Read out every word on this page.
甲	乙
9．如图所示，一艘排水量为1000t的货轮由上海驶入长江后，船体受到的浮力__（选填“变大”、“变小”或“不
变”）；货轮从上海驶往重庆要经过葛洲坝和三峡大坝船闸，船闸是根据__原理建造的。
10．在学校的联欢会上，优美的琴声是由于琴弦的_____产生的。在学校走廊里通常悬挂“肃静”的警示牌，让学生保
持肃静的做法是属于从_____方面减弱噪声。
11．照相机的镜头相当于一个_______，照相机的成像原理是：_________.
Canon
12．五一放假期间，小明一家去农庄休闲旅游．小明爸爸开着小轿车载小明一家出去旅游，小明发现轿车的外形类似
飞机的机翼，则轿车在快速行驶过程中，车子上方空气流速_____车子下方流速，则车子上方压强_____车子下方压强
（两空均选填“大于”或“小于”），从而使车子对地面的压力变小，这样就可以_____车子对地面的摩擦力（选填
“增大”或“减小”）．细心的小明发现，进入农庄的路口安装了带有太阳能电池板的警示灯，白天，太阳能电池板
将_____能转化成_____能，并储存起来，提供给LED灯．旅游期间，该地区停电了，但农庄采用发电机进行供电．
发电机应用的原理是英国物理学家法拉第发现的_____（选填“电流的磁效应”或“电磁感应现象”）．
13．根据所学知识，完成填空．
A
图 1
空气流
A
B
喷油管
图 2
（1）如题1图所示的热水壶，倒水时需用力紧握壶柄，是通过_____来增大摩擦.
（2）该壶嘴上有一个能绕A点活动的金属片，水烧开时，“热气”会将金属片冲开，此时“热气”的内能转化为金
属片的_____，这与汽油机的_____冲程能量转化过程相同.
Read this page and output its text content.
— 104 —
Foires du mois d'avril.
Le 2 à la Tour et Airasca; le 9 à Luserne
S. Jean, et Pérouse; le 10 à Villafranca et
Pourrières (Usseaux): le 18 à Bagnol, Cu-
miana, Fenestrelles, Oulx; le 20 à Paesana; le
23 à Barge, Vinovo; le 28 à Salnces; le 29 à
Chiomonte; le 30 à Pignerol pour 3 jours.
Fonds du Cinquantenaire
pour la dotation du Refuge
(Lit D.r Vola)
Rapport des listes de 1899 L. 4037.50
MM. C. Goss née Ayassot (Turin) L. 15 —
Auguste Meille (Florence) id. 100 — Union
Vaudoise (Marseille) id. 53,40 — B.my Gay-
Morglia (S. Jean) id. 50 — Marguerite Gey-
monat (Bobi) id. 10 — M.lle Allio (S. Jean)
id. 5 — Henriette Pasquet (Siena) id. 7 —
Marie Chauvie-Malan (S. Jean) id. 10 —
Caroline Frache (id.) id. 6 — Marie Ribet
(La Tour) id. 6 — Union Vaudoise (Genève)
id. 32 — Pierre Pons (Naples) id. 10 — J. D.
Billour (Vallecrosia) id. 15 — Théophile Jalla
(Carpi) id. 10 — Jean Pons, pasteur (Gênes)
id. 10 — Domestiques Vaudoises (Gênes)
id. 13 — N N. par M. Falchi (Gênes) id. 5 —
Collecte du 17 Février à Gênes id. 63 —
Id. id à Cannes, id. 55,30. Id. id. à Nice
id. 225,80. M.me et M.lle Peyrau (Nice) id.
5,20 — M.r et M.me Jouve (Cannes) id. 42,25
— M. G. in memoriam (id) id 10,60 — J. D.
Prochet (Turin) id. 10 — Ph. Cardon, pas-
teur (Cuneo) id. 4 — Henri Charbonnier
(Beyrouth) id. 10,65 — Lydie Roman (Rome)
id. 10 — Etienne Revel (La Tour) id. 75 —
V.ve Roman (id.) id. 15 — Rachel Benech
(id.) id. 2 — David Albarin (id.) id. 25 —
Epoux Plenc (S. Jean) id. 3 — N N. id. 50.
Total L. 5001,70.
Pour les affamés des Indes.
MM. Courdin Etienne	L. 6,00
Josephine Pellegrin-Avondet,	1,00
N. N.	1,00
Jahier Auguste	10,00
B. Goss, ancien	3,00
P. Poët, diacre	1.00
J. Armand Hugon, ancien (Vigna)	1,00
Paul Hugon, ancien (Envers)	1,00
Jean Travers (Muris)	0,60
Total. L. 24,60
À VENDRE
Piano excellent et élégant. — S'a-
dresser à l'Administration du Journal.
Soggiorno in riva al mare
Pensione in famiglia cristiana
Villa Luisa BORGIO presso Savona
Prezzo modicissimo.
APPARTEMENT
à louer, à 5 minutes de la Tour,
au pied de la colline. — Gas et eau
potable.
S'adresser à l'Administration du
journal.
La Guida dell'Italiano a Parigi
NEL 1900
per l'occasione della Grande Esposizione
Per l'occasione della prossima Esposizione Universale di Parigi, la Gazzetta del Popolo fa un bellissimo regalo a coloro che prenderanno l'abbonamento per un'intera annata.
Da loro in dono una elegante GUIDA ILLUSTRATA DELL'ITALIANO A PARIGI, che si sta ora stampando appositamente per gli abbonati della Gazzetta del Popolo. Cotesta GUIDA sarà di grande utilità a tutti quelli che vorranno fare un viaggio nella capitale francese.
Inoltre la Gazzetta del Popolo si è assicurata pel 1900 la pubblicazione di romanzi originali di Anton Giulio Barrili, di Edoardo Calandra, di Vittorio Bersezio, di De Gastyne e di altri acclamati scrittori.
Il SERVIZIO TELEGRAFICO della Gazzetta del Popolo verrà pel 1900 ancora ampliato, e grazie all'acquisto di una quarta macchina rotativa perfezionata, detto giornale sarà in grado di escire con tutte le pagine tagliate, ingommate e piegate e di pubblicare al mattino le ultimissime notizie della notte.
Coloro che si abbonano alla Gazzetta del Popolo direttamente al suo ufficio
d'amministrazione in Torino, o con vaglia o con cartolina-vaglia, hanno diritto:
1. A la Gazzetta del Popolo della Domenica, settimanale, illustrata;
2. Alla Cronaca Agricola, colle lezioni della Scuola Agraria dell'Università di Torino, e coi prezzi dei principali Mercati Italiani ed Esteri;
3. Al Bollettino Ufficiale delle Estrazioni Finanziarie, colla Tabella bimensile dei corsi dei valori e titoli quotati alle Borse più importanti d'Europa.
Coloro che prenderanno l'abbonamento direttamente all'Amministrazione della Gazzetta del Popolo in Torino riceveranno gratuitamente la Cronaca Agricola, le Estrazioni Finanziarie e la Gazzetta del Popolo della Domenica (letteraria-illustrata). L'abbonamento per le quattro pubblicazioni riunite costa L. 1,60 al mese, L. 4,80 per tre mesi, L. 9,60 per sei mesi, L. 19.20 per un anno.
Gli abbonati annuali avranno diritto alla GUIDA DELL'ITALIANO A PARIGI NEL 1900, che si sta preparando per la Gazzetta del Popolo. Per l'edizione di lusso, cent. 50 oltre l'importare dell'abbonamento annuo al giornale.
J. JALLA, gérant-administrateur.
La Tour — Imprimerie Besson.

# [Exercise]
Filter the listing for the word "Marie" and copy every line that holds it.

# [Response for this exercise]
Marie Chauvie-Malan (S. Jean) id. 10 —
Caroline Frache (id.) id. 6 — Marie Ribet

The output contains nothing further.